- _Short task_
A line counts if it contains the string "ylabel"; say how many such lines there are, giving only the number.

━━ Available records ━━

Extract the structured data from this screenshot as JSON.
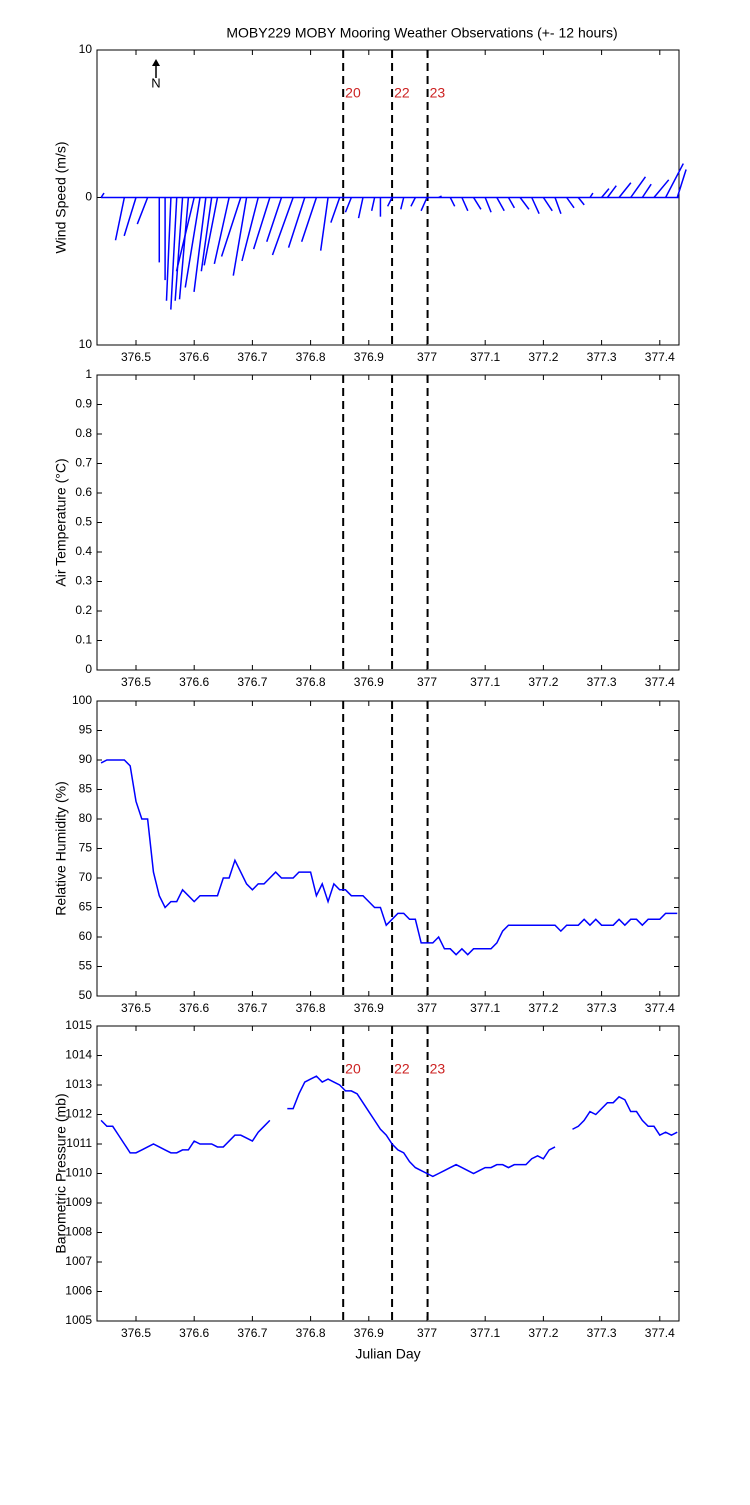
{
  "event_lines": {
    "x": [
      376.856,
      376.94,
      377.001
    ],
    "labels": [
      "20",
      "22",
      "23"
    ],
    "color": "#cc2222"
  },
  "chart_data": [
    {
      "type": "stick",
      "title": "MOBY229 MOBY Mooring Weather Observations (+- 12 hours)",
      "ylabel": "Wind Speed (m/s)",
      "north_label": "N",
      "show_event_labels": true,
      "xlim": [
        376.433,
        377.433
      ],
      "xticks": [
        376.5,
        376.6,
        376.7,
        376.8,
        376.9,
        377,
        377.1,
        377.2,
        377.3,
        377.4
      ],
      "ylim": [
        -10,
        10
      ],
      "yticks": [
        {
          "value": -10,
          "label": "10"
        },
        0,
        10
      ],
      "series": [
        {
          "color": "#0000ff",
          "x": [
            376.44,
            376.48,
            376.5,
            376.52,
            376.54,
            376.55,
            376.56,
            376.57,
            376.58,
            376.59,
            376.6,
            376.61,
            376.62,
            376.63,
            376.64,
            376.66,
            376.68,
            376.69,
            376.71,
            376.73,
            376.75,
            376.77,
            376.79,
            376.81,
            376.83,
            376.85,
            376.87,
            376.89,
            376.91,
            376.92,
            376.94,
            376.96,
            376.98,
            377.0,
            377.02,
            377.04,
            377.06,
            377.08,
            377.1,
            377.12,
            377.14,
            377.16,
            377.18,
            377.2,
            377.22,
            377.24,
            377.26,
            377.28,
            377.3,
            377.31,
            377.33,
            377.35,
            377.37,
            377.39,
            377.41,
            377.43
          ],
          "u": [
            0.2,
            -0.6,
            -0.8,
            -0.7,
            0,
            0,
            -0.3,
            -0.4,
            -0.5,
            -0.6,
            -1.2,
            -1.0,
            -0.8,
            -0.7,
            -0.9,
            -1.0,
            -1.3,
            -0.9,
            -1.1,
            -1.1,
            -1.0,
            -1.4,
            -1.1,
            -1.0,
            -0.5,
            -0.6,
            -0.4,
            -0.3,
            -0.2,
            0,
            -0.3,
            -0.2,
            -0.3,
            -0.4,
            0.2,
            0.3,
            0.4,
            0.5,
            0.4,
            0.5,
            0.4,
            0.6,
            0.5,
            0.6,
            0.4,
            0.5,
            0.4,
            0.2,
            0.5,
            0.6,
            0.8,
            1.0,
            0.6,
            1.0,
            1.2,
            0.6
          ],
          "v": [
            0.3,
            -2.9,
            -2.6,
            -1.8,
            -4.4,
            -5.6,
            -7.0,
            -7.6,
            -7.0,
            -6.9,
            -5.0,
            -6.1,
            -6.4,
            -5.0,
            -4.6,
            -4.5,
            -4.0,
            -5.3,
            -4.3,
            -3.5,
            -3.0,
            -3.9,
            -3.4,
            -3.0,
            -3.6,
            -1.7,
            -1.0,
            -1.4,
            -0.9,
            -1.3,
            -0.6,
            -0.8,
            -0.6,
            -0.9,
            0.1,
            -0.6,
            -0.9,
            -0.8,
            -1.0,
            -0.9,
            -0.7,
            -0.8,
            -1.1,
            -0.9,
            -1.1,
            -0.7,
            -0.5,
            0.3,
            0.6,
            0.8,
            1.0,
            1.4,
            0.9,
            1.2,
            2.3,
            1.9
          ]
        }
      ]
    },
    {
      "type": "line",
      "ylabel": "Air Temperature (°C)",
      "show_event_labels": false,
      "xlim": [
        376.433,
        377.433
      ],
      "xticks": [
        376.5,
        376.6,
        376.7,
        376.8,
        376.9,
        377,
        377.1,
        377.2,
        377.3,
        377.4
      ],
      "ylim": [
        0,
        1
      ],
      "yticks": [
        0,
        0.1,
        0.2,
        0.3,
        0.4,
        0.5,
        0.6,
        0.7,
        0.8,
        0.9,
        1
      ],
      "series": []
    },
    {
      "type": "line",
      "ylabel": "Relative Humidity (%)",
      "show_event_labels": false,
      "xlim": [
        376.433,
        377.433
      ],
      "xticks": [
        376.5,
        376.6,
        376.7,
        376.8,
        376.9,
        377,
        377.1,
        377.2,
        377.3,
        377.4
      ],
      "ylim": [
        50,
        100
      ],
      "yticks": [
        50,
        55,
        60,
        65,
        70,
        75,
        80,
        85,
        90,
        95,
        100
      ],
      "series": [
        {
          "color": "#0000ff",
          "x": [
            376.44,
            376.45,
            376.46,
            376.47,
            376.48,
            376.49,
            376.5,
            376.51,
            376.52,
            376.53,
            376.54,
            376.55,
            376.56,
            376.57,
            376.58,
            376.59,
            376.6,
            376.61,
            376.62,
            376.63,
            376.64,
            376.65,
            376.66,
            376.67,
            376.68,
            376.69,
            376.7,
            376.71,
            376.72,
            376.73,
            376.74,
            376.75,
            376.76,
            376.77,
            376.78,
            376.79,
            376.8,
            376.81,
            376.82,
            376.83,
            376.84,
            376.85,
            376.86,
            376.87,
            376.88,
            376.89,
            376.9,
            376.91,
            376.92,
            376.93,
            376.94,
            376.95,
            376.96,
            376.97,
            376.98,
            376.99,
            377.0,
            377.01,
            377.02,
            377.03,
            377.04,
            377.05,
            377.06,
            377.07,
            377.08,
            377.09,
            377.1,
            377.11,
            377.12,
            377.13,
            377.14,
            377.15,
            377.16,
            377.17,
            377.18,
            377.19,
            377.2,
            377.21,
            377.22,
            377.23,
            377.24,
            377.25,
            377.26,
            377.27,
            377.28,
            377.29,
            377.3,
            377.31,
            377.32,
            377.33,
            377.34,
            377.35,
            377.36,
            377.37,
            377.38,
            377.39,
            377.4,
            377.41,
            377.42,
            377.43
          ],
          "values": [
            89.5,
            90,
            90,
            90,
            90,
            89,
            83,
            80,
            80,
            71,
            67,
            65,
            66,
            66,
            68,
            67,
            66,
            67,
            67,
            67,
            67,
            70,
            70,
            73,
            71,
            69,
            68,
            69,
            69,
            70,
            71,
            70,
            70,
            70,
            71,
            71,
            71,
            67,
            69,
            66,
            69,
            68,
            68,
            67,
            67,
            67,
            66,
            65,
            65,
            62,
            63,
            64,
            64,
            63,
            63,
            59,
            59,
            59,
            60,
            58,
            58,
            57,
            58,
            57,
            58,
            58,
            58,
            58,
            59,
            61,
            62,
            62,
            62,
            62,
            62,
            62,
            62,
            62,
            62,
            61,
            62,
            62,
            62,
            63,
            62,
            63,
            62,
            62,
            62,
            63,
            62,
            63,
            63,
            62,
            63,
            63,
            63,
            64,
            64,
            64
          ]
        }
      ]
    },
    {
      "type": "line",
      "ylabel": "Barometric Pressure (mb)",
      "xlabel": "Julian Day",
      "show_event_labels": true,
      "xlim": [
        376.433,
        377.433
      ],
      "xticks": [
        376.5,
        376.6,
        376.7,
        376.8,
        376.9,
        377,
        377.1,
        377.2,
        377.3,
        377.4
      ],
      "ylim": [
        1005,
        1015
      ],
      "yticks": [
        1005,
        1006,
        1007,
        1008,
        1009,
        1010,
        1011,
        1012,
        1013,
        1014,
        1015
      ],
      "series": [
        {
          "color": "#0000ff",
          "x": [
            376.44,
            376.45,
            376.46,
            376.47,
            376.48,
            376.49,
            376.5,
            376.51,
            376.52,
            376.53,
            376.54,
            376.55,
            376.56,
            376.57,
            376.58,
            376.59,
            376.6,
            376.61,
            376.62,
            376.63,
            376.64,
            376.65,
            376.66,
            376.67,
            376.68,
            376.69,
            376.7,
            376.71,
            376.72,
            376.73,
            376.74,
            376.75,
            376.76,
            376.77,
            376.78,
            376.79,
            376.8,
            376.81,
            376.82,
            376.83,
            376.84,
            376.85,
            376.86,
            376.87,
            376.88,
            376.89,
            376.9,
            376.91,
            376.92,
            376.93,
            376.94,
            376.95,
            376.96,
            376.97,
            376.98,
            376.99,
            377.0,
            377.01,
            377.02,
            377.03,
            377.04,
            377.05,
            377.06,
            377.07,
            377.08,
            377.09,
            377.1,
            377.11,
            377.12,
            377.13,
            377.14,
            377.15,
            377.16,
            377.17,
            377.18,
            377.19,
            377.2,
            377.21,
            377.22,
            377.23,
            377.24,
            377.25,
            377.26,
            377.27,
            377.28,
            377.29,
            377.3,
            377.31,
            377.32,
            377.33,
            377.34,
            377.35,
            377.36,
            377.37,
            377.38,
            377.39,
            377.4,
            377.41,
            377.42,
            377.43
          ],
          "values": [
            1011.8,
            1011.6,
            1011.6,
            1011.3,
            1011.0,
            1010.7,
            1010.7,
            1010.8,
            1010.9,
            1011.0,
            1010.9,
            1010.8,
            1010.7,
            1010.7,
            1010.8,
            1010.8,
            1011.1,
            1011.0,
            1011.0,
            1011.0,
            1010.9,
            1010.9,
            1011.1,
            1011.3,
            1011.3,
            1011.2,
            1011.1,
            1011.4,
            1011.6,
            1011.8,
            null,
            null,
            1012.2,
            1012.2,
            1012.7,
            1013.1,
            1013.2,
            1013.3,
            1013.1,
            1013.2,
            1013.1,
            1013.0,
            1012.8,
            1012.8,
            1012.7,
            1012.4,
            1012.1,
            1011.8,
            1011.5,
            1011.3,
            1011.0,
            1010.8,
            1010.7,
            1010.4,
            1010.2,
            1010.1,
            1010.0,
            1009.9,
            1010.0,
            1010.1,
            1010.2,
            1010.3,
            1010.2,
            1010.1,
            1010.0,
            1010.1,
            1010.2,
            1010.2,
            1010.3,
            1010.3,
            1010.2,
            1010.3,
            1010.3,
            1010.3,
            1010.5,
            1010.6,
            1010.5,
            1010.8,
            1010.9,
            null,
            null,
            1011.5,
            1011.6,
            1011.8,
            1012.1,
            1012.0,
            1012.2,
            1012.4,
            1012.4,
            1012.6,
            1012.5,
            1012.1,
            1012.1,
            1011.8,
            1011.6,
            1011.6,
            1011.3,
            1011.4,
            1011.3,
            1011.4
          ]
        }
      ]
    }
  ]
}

━━━

- _Solution for this problem_
4